AIM 1
List every percentage stated in the tag pooling thread.
___ TEXT SHOWN
2003-01-20 Thread Peter Lin

 
I haven't read all the posts on this discussion, but here's some facts from personal 
observations.
for pages with only a few tags, ie less than 30, tag pooling doesn't help.  On the 
otherhand, if your page has 100+ tags, it improves performance. Some of the pages I 
benchmarked with had about 135 tags. In those situations, I saw a 20-50% improvement. 
I would argue that sites that don't have a lot of load should simply turn off tag 
pooling.  Site that use tags extensively and get 1millions page views a day, will gain 
significantly from tag pooling.
 
peter lin
 
 Costin Manolache [EMAIL PROTECTED] wrote:Hans Bergsten wrote:

 Without pooling With pooling Reuse w/o overhead
-
5 threads
 Avg.: 330 ms 349 ms N/A
 Rate: 15.2/sec 13.6/sec N/A

20 threads
 Avg.: 1,752 ms 1,446 ms 1,265 ms
 Rate: 12.1/sec 13.6/sec 14.7/sec

To me, this indicates that if you can avoid _all_ reuse overhead,
there's some performace to be gained from reuse but not much. With the
 
 
From 1.2s to 1.7s there is about 35% difference. I would call this
 quite significant. Even between 1.4 and 1.7 - you have 20%. Try to
 increase the thread count to 100 - and you'll see this going up.
______
___ DATASET RECORDS
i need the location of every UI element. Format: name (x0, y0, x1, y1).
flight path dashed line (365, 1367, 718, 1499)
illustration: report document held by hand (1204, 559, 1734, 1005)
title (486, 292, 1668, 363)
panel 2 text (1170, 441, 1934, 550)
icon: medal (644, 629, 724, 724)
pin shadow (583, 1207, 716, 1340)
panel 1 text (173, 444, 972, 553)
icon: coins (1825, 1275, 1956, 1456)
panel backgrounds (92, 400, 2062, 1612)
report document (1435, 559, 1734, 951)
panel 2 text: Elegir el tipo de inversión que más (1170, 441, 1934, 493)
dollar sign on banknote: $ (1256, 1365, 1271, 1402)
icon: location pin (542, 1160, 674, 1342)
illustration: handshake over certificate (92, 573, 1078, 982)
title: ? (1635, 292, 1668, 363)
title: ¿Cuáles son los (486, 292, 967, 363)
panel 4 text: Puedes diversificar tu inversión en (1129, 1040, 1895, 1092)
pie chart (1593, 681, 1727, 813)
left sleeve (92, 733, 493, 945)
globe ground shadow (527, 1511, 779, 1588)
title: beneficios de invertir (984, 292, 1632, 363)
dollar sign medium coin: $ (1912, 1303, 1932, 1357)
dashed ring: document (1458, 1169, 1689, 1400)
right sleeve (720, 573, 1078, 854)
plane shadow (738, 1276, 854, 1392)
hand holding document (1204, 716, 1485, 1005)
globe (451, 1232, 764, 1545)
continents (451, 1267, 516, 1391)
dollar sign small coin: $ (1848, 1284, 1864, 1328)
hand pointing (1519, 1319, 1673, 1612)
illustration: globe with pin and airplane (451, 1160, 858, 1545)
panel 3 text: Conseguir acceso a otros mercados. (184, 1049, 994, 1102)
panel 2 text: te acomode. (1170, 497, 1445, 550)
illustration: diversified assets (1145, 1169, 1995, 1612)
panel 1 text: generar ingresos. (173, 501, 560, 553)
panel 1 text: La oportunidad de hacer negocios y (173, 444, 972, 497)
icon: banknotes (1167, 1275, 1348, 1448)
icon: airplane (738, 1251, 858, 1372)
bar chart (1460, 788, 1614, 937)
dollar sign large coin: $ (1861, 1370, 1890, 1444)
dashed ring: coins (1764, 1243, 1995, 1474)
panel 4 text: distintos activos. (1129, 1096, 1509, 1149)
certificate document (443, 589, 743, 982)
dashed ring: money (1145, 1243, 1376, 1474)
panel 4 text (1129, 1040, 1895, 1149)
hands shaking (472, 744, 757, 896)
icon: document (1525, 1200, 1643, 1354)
______
AIM 2
Rewrite the records from their first line through the line with "hand pointing (1519, 1319, 1673, 1612)", replacing "shadow" with "drop shadow" and leaving everything else unchanged.

OUTPUT 1
20-50%
35%
20%

OUTPUT 2
i need the location of every UI element. Format: name (x0, y0, x1, y1).
flight path dashed line (365, 1367, 718, 1499)
illustration: report document held by hand (1204, 559, 1734, 1005)
title (486, 292, 1668, 363)
panel 2 text (1170, 441, 1934, 550)
icon: medal (644, 629, 724, 724)
pin drop shadow (583, 1207, 716, 1340)
panel 1 text (173, 444, 972, 553)
icon: coins (1825, 1275, 1956, 1456)
panel backgrounds (92, 400, 2062, 1612)
report document (1435, 559, 1734, 951)
panel 2 text: Elegir el tipo de inversión que más (1170, 441, 1934, 493)
dollar sign on banknote: $ (1256, 1365, 1271, 1402)
icon: location pin (542, 1160, 674, 1342)
illustration: handshake over certificate (92, 573, 1078, 982)
title: ? (1635, 292, 1668, 363)
title: ¿Cuáles son los (486, 292, 967, 363)
panel 4 text: Puedes diversificar tu inversión en (1129, 1040, 1895, 1092)
pie chart (1593, 681, 1727, 813)
left sleeve (92, 733, 493, 945)
globe ground drop shadow (527, 1511, 779, 1588)
title: beneficios de invertir (984, 292, 1632, 363)
dollar sign medium coin: $ (1912, 1303, 1932, 1357)
dashed ring: document (1458, 1169, 1689, 1400)
right sleeve (720, 573, 1078, 854)
plane drop shadow (738, 1276, 854, 1392)
hand holding document (1204, 716, 1485, 1005)
globe (451, 1232, 764, 1545)
continents (451, 1267, 516, 1391)
dollar sign small coin: $ (1848, 1284, 1864, 1328)
hand pointing (1519, 1319, 1673, 1612)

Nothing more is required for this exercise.